Extract to read ->

******************************

In [189]:
from collections import defaultdict
import pandas as pd
import numpy as np
from sklearn.feature_extraction.text import TfidfVectorizer
from sklearn.decomposition import TruncatedSVD
from numpy import dot
from numpy.linalg import norm
from sklearn.metrics.pairwise import cosine_similarity


class RetrievalSystem(object):
    def __init__(self, villagers=None,num_topics =-1, 
                 min_df=1, user_list = []
                 ):
        """
        RetrievalSystem setup for lsi, creation of doc term matrix, and query vectors
        """

        self.villagers = villagers
        self.user_list = user_list
        self.villagers.drop(columns=['Unnamed: 0'],inplace=True)
        villagers_lines = self.villagers[['Species','Personality','Hobby','Astrology','Genre','Style 1','Style 2','Color 1','Color 2']].copy()
        villagers_lines = villagers_lines.apply(lambda x: x.astype(str).str.lower())
        villagers_arr = villagers_lines.to_numpy()
        
        # create a doc-term matrix out of our doc collection
        self.vec = TfidfVectorizer(tokenizer=str.split, min_df=min_df)
        doc_term_mat = self.vec.fit_transform([" ".join(vil) for vil in villagers_arr])
        print(doc_term_mat.shape)
        
        #lsi
        self.lsi = TruncatedSVD(n_components=num_topics,random_state=42,algorithm='randomized')
        
        # Fit SVD model on data
        self.doc_vecs = self.lsi.fit_transform(doc_term_mat) # document vectors in a matrix
        
        #create query vectors
        self.q_vecs = dict()
       
        
    def retrieve_n_rank_docs(self):
        """
        Retrieve and rank documents in the latent semantic (concept) space
        """
        
        def getcossim(q_vec,docdict):
            
            cos_val = cosine_similarity(q_vec.reshape(1, -1) , docdict.reshape(1, -1))
            
            if np.isnan(cos_val):
                return cos_val == 0
            else:
                return cos_val[0]
        
        #create doc vectors
        d_vecs = dict()

******************************

Records ->
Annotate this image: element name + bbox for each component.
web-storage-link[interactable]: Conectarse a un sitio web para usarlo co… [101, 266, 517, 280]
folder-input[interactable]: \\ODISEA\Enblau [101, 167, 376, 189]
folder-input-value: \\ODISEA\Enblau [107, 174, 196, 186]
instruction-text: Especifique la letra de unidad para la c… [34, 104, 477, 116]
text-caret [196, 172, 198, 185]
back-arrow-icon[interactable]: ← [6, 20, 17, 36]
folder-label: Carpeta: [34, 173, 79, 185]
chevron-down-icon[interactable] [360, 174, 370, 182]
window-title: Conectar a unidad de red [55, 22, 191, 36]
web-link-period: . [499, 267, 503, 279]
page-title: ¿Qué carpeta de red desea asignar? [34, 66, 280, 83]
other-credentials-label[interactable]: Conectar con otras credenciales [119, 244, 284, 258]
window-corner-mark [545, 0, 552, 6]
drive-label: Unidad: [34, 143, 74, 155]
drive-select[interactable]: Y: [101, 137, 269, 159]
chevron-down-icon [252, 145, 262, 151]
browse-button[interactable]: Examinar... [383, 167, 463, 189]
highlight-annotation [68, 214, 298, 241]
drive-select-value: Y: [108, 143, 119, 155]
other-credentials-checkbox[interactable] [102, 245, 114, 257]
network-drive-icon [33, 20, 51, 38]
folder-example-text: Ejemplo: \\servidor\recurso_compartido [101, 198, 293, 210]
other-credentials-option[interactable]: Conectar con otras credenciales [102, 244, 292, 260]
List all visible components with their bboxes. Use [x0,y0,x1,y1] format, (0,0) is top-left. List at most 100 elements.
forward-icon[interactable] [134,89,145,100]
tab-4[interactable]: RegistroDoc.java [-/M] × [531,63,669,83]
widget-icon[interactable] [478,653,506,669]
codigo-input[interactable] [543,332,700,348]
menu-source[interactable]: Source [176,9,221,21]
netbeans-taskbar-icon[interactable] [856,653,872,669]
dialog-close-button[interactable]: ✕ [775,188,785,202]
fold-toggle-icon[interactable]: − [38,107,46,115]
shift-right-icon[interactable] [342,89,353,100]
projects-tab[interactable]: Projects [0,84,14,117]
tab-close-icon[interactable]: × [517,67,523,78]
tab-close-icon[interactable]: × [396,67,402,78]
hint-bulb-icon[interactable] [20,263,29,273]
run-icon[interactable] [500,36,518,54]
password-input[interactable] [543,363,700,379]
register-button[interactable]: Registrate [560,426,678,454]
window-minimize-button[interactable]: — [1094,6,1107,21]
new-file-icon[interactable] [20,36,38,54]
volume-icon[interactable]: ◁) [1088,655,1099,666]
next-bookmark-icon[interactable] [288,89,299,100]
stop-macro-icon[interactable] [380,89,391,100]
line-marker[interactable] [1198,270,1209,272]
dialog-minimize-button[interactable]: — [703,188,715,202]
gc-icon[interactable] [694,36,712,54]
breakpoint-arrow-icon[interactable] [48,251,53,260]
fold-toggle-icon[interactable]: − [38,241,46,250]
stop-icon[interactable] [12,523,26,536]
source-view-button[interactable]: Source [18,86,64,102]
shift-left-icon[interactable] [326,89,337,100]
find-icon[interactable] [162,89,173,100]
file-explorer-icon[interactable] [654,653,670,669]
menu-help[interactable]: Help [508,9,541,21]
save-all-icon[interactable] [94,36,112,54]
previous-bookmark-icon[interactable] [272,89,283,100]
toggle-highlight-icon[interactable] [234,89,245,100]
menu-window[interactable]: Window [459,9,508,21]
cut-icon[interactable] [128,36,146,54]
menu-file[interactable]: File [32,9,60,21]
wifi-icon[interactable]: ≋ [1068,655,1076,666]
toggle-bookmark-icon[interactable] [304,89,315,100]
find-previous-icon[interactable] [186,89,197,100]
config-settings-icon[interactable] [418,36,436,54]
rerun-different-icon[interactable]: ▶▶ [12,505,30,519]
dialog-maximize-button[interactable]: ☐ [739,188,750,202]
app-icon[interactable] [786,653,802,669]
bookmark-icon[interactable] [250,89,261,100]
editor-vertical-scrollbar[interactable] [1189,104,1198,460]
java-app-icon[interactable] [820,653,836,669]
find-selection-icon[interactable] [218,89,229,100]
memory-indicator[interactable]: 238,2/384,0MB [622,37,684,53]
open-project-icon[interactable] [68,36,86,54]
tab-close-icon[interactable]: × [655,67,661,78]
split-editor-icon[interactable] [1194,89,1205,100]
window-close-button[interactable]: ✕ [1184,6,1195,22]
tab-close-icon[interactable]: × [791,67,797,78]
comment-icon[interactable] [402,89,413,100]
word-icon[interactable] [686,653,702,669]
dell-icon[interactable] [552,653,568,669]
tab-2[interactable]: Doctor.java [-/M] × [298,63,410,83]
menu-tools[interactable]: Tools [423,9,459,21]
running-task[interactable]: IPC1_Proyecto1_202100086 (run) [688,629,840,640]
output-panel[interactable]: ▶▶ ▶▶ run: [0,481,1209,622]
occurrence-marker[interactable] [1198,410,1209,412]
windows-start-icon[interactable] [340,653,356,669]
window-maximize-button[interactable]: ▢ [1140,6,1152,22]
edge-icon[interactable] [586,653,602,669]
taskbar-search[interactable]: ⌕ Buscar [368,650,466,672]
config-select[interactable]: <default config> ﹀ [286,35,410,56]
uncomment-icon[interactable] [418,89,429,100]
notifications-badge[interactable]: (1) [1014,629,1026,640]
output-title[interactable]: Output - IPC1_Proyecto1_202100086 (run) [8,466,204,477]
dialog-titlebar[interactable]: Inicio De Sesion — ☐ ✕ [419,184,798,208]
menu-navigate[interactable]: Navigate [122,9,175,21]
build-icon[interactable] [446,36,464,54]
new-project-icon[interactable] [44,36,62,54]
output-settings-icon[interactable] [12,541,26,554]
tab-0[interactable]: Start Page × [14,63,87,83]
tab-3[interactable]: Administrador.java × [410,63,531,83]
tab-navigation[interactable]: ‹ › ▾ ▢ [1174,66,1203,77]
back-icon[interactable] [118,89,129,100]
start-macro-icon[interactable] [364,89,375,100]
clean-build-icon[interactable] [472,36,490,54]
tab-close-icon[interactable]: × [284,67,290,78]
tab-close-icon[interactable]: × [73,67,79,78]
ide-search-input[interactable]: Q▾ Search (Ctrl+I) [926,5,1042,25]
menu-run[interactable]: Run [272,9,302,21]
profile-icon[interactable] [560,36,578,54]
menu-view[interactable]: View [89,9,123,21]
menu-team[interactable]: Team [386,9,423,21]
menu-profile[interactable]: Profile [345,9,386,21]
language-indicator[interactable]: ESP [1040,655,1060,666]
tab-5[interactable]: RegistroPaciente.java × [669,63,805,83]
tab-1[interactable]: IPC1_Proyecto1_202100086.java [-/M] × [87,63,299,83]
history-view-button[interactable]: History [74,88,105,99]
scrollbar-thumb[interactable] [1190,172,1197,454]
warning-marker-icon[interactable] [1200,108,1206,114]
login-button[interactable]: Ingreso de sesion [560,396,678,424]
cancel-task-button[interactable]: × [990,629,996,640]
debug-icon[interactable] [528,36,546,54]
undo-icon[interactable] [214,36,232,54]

******************************

Assignment A -> In the retrieval-system code above the listing, which parameters does the __init__ method take besides self?
Assignment B -> Write the next part of the retrieval-system code, the one shown above the listing, starting from its last line.

Response A -> villagers, num_topics, min_df, user_list

Response B ->
        for i,vec in enumerate(self.doc_vecs):
            d_vecs[i]=vec

        # create cosim values per villager based on user list   
        cos_ret_docs=dict()
        for i,q in d_vecs.items():
            new_q_uid_vec = self.vec.transform([" ".join(self.user_list)])
            q_id_vec_user = self.lsi.transform(new_q_uid_vec)
            cossim = getcossim(q_id_vec_user, q)
            cos_ret_docs[i] = cossim
        
        # sort the cosim values and return the top 2 villagers
        ret_docs_1 = dict(sorted(cos_ret_docs.items(), key = lambda x: x[1], reverse=True))
        ret_docs_df = pd.DataFrame.from_dict(ret_docs_1,orient="index",columns=['cosine_similarity'])
        ret_docs_df['cosine_similarity'] = ret_docs_df['cosine_similarity'].apply(lambda x: round(x,2))
        ret_docs_df = ret_docs_df.merge(self.villagers,how='left',left_index=True,right_index=True)
        ret_docs_df['tup_col'] = list(zip(ret_docs_df.cosine_similarity, ret_docs_df.Overall_Popularity))
        ret_docs_dict = dict(zip(ret_docs_df.Name, ret_docs_df.tup_col))
        ret_docs = dict(sorted(ret_docs_dict.items(), key = lambda x: (x[1],x[0]), reverse=True))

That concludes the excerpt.